Task to complete:
Give only the number of lines below that contain the word "PRIMERA".

--- Begin ---

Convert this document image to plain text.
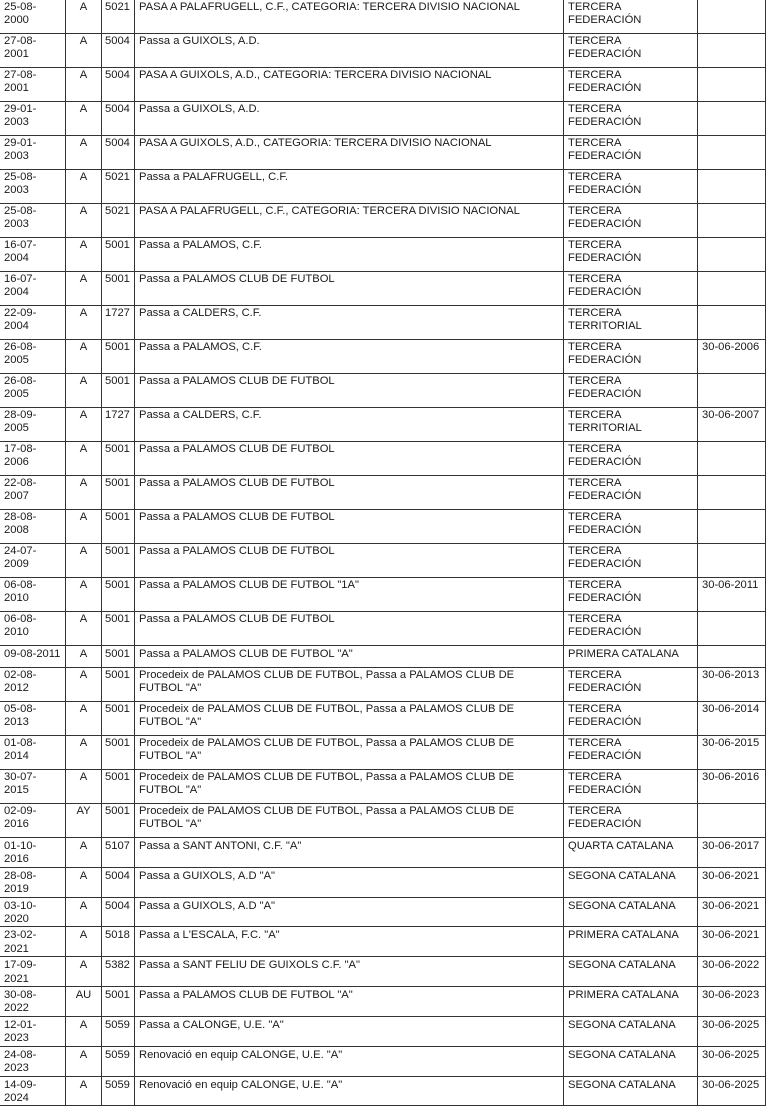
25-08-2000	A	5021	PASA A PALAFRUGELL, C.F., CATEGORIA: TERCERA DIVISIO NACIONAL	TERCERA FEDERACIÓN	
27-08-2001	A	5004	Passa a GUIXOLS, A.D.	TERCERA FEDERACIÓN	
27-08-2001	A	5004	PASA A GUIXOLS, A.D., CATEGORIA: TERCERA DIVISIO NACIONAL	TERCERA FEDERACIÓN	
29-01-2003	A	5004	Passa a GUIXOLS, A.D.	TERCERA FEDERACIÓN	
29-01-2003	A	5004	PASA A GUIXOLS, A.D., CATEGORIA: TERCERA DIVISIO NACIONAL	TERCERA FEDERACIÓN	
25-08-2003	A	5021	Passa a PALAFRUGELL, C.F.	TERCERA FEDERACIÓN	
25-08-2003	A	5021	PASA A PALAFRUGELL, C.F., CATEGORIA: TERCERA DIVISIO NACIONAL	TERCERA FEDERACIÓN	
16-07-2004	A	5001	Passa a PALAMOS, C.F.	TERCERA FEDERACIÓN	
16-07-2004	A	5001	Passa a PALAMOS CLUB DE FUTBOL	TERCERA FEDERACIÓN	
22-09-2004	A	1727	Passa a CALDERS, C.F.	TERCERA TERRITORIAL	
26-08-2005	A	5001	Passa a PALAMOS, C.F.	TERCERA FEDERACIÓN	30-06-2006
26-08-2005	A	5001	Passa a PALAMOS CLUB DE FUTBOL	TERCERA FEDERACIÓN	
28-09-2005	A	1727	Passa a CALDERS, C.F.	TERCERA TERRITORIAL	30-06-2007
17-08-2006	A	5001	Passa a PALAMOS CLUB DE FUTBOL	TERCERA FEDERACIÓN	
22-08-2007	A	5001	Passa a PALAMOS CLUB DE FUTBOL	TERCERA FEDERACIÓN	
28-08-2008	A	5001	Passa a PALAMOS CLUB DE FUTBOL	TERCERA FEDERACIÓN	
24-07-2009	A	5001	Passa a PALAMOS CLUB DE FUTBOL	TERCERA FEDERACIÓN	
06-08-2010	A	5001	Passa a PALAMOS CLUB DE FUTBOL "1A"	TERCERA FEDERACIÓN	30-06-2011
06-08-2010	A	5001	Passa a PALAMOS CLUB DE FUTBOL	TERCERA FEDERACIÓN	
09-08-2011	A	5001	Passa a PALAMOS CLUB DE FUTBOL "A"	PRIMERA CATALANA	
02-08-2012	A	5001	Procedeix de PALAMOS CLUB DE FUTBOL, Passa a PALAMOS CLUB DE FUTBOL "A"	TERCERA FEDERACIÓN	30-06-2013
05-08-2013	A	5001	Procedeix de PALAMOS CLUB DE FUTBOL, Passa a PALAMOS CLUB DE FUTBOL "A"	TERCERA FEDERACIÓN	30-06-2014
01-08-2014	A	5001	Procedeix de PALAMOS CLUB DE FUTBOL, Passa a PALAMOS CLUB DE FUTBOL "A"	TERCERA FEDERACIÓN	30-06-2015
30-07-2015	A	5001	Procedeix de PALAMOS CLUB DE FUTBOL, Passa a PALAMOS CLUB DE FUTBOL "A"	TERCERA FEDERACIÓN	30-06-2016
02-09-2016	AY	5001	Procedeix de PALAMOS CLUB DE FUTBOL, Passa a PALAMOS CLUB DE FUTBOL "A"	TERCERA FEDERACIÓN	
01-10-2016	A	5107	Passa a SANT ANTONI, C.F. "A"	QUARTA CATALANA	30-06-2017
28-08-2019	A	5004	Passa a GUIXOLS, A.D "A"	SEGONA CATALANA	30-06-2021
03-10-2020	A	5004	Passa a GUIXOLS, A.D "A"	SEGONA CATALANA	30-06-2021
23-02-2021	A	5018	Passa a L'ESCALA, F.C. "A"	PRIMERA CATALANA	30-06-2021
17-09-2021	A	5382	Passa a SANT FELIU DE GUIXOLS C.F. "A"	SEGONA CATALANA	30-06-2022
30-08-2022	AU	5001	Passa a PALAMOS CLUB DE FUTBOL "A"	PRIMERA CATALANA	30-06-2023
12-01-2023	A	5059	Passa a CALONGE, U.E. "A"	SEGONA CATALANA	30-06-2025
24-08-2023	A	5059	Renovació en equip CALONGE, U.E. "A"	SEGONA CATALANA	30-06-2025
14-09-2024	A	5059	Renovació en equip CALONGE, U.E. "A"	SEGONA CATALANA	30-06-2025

--- End ---

Solution for this exercise:
3